> _Material provided_:
****************************************
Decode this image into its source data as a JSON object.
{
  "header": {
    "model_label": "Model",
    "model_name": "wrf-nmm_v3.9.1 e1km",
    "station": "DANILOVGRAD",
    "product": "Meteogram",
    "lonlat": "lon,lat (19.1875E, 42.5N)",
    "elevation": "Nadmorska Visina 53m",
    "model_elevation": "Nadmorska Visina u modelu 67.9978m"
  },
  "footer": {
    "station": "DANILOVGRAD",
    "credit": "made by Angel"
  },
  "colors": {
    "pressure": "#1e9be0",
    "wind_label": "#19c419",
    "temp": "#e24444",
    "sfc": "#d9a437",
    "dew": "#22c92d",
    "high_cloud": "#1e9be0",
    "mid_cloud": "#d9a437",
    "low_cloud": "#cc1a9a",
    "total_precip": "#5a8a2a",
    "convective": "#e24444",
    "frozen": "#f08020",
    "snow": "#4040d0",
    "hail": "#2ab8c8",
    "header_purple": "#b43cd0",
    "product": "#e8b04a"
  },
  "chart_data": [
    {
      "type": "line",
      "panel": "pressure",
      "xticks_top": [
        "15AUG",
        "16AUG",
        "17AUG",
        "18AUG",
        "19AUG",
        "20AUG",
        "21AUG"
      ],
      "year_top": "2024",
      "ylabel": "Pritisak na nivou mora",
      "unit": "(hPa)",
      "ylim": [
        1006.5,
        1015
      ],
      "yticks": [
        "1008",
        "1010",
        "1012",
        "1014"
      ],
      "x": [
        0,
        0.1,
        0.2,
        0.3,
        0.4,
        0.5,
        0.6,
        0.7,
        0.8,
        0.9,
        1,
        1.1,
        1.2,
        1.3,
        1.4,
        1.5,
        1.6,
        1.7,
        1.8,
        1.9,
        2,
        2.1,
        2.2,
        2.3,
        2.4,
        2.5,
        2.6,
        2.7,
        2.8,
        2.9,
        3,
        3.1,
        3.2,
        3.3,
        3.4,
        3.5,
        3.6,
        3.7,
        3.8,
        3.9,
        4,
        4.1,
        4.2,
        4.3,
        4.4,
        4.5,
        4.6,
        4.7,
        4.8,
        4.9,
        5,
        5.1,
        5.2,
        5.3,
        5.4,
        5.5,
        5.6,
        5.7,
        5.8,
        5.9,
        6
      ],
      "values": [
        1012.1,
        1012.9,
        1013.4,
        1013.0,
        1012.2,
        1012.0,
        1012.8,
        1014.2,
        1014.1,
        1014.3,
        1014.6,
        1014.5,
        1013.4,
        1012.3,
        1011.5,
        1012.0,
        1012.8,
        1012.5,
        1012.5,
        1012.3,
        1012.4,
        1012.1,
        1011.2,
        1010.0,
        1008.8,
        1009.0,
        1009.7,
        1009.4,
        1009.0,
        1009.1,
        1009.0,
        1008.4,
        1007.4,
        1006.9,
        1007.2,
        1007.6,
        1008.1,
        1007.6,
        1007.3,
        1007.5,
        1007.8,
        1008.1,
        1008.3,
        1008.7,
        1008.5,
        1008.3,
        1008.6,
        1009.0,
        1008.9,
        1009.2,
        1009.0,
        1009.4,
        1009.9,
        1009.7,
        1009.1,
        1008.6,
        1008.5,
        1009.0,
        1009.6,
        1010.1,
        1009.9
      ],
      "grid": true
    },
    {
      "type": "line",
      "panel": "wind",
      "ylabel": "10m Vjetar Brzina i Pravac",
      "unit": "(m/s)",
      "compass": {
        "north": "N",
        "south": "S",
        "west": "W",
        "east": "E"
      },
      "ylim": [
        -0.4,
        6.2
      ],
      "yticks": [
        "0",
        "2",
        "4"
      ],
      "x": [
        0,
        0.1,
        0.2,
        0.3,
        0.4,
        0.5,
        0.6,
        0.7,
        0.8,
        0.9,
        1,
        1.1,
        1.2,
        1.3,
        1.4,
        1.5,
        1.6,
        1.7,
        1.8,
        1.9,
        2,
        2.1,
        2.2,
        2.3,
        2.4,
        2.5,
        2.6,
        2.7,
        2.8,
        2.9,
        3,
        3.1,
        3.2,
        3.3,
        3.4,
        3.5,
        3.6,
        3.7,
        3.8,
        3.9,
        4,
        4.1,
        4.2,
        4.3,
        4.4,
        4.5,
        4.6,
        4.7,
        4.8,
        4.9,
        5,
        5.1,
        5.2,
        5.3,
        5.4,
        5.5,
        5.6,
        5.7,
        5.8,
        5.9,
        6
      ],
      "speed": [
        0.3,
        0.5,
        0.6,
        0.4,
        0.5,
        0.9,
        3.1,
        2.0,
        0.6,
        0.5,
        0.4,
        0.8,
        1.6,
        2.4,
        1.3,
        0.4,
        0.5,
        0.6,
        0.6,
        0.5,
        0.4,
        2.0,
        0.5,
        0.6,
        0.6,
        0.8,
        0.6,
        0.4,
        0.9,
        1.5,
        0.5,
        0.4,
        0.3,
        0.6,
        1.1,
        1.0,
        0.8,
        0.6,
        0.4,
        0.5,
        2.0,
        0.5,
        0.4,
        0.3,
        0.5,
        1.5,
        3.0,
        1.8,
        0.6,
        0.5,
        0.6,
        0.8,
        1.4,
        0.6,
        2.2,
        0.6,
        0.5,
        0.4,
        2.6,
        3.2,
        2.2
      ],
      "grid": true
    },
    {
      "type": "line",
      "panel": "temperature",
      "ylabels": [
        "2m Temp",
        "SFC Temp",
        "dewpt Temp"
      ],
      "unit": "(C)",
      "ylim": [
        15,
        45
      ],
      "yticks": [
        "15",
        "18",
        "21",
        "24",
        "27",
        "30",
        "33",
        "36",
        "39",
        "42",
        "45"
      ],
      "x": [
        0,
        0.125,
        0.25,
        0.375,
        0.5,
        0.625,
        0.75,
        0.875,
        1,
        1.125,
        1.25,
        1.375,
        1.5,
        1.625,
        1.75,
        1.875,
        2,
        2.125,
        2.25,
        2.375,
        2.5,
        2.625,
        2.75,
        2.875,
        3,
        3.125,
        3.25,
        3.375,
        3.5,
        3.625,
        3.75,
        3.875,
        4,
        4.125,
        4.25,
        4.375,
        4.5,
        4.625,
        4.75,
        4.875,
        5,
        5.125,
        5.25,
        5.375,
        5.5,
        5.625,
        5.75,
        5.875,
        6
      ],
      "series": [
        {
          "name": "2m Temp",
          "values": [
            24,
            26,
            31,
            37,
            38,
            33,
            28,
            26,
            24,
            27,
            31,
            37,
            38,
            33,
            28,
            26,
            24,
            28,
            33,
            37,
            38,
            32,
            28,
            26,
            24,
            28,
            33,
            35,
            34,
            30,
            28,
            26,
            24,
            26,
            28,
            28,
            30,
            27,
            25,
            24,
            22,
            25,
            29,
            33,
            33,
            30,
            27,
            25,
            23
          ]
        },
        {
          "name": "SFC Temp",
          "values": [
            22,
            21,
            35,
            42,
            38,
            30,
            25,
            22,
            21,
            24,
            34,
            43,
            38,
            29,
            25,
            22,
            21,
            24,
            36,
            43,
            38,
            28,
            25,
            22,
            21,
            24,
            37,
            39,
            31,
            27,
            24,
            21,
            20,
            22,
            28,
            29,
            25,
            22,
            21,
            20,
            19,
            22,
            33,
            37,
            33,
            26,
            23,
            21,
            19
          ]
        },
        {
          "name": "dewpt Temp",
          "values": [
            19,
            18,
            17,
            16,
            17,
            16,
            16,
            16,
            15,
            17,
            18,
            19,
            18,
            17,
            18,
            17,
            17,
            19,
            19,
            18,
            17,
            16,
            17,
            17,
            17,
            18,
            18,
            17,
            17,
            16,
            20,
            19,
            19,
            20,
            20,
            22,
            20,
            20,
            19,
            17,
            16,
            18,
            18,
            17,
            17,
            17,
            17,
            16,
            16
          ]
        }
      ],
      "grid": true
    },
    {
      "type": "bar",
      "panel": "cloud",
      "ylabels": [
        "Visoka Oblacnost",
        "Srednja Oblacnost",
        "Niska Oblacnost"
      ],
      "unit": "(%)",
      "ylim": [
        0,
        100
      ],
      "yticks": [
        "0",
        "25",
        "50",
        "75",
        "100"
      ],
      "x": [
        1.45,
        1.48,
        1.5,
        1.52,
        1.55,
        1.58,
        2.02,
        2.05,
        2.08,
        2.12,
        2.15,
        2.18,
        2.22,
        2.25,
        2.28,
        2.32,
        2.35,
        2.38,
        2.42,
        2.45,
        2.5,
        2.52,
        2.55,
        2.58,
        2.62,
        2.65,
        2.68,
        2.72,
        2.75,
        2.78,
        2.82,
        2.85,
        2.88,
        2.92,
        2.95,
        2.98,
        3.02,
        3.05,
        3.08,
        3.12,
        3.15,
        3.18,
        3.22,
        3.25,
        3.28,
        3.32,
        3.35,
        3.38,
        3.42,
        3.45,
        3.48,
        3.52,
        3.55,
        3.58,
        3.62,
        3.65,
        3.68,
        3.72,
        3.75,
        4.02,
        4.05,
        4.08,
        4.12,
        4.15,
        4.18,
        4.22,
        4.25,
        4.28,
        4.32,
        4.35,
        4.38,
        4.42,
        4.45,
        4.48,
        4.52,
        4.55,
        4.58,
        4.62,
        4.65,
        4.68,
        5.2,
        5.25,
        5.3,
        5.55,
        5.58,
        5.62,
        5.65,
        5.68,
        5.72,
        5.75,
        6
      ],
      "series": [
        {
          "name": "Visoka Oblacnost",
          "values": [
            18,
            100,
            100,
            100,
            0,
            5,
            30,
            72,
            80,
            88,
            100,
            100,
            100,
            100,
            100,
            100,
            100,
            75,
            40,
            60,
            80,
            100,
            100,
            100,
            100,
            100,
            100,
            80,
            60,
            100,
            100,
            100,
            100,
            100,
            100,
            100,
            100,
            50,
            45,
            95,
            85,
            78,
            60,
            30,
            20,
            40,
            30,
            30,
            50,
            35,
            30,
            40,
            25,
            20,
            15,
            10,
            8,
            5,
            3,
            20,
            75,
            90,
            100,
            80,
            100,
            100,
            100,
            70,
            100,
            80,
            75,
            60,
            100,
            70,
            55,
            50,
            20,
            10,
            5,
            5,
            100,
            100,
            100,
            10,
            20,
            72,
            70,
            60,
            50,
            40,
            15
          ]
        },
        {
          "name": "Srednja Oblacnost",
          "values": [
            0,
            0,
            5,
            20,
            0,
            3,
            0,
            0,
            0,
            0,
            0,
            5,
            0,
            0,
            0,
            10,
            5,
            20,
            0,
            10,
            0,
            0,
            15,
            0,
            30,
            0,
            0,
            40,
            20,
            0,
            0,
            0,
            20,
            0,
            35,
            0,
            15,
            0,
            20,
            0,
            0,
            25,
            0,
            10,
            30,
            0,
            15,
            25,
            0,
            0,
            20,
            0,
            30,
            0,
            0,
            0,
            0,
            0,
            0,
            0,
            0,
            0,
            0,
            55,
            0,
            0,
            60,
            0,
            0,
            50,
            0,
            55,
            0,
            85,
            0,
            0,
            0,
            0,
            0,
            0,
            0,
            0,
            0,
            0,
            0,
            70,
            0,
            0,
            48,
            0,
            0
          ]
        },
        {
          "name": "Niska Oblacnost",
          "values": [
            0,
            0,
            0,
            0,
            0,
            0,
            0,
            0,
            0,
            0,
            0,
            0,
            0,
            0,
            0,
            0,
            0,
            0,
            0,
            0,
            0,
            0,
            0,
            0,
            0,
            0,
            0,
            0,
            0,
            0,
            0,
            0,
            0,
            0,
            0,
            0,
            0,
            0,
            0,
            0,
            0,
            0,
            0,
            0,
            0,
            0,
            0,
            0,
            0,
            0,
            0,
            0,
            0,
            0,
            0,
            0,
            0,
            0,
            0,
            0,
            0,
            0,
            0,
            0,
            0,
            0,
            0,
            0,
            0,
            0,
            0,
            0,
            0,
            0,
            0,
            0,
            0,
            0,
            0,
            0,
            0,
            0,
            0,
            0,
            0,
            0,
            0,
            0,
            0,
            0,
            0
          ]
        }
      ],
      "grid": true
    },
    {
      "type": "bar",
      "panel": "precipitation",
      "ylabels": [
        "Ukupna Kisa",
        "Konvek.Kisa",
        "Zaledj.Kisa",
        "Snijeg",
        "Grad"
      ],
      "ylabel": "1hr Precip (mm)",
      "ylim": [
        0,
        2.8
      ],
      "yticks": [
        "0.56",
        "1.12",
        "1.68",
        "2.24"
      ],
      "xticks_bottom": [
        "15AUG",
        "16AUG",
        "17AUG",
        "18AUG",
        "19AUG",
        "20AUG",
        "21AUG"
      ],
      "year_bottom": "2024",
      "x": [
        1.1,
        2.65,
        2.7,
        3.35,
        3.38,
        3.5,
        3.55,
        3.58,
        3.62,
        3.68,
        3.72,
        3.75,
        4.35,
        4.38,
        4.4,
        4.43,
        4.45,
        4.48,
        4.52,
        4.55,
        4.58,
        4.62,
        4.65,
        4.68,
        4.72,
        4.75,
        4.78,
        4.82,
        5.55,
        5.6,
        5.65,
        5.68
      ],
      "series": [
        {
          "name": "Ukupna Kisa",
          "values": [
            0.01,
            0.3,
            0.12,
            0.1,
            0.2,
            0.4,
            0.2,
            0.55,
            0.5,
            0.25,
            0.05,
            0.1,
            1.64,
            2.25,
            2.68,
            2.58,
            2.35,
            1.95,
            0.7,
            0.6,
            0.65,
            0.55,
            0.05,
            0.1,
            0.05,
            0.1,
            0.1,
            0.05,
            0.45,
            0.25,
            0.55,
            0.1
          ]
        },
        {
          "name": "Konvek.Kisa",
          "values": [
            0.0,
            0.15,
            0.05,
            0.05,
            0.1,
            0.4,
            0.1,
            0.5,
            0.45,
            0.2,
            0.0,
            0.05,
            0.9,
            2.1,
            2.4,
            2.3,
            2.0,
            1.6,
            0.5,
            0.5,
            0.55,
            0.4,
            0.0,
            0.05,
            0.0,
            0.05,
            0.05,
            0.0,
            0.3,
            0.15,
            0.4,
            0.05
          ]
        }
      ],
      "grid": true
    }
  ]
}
****************************************
> _Aim_: Look through the data and show every line containing "Nadmorska".

> _Exercise response_:
    "elevation": "Nadmorska Visina 53m",
    "model_elevation": "Nadmorska Visina u modelu 67.9978m"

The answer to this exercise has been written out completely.